======== Data to use

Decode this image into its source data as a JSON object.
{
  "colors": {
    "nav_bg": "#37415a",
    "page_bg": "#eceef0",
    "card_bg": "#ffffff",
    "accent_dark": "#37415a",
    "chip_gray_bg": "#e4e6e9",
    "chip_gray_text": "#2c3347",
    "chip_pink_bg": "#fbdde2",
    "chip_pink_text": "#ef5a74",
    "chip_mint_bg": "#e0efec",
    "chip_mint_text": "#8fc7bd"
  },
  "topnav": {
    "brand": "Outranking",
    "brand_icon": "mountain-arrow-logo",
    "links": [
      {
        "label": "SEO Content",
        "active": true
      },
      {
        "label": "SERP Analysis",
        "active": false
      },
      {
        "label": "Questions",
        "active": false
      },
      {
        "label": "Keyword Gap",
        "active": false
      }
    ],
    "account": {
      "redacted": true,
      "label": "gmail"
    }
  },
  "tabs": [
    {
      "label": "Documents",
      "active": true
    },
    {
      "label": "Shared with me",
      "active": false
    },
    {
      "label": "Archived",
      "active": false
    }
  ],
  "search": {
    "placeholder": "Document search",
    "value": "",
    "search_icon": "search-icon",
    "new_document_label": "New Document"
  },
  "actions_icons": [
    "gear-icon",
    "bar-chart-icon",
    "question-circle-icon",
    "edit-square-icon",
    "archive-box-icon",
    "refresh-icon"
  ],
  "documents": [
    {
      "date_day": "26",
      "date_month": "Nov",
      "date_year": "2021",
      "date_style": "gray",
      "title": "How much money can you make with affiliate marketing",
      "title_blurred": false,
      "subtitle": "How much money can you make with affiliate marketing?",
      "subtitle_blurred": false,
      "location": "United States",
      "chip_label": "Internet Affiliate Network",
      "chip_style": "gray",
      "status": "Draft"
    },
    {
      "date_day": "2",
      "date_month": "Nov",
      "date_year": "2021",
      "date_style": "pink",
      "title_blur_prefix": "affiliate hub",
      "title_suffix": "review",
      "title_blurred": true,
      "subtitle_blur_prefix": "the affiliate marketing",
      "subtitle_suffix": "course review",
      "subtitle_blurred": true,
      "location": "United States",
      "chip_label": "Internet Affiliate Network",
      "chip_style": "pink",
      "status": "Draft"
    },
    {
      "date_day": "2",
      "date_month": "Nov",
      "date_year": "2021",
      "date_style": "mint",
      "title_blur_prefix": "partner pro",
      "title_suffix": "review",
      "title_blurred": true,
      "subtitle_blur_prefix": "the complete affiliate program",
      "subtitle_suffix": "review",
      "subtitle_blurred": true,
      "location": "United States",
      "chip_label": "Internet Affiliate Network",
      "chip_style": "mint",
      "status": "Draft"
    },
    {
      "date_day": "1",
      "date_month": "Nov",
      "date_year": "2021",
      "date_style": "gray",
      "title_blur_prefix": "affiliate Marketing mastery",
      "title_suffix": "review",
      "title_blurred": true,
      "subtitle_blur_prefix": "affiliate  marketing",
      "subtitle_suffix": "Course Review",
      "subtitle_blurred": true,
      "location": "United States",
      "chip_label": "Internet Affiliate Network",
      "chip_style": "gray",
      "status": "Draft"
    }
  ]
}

================
======== Data to use

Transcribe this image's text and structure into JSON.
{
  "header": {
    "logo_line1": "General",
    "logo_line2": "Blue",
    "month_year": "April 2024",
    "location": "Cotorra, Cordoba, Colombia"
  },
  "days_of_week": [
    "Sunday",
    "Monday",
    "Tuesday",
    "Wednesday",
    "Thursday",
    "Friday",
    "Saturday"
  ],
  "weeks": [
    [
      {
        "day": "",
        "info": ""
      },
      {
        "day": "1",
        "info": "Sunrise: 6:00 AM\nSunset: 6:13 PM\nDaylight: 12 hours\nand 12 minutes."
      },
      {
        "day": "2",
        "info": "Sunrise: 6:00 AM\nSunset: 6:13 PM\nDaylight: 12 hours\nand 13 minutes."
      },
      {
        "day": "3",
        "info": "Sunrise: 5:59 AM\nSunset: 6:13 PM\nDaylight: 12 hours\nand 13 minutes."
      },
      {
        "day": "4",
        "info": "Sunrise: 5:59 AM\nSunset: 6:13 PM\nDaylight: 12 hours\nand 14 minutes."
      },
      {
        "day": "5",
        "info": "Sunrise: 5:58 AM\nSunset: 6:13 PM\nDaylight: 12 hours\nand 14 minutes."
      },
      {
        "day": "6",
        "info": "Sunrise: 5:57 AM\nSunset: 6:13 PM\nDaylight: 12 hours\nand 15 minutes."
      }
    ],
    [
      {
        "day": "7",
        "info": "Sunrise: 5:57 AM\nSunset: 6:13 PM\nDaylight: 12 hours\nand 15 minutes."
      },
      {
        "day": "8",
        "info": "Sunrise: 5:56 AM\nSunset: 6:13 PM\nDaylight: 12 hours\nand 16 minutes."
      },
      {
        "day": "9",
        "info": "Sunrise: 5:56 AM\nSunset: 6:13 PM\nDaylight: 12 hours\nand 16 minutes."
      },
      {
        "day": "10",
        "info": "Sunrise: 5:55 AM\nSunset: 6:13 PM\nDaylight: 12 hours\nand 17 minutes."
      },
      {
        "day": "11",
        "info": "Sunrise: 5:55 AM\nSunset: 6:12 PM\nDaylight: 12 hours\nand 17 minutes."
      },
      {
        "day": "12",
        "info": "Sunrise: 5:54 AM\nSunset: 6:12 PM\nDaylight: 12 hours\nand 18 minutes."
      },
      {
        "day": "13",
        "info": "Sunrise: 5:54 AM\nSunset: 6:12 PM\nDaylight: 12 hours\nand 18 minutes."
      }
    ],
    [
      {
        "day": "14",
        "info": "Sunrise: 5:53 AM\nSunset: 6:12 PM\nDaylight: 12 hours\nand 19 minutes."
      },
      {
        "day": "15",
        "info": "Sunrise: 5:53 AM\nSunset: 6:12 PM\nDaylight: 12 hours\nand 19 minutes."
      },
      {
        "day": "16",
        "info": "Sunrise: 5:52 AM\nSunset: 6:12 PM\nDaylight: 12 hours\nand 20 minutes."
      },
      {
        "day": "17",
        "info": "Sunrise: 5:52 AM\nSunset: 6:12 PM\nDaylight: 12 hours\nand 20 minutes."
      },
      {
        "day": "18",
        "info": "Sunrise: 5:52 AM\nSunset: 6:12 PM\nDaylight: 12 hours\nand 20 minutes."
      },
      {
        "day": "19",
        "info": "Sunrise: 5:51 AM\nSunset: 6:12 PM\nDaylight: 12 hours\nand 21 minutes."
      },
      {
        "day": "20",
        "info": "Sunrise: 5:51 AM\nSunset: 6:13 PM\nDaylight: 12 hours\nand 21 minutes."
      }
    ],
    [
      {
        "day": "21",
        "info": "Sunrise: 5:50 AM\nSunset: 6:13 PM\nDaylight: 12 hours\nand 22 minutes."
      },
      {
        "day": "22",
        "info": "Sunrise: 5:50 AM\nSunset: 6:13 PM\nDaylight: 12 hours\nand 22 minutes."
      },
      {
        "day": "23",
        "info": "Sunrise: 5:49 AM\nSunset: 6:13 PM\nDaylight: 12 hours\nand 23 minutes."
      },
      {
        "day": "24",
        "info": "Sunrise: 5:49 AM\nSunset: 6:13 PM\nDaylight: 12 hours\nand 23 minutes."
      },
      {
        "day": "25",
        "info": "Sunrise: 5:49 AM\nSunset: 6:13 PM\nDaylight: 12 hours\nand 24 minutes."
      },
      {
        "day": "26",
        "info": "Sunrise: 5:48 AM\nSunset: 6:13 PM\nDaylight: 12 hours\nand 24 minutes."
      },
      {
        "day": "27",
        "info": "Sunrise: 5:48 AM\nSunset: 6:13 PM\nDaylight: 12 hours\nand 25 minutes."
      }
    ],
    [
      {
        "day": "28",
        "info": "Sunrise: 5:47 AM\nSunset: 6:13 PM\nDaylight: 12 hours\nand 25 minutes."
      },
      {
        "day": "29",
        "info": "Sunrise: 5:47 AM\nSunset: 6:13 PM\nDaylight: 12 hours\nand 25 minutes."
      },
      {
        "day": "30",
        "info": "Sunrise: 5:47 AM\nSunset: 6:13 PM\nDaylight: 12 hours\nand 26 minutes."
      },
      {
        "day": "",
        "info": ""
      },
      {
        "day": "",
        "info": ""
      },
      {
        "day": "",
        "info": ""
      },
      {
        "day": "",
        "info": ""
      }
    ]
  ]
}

================

Given task: List all lines from the entries that include the word "money".

Full answer:
      "title": "How much money can you make with affiliate marketing",
      "subtitle": "How much money can you make with affiliate marketing?",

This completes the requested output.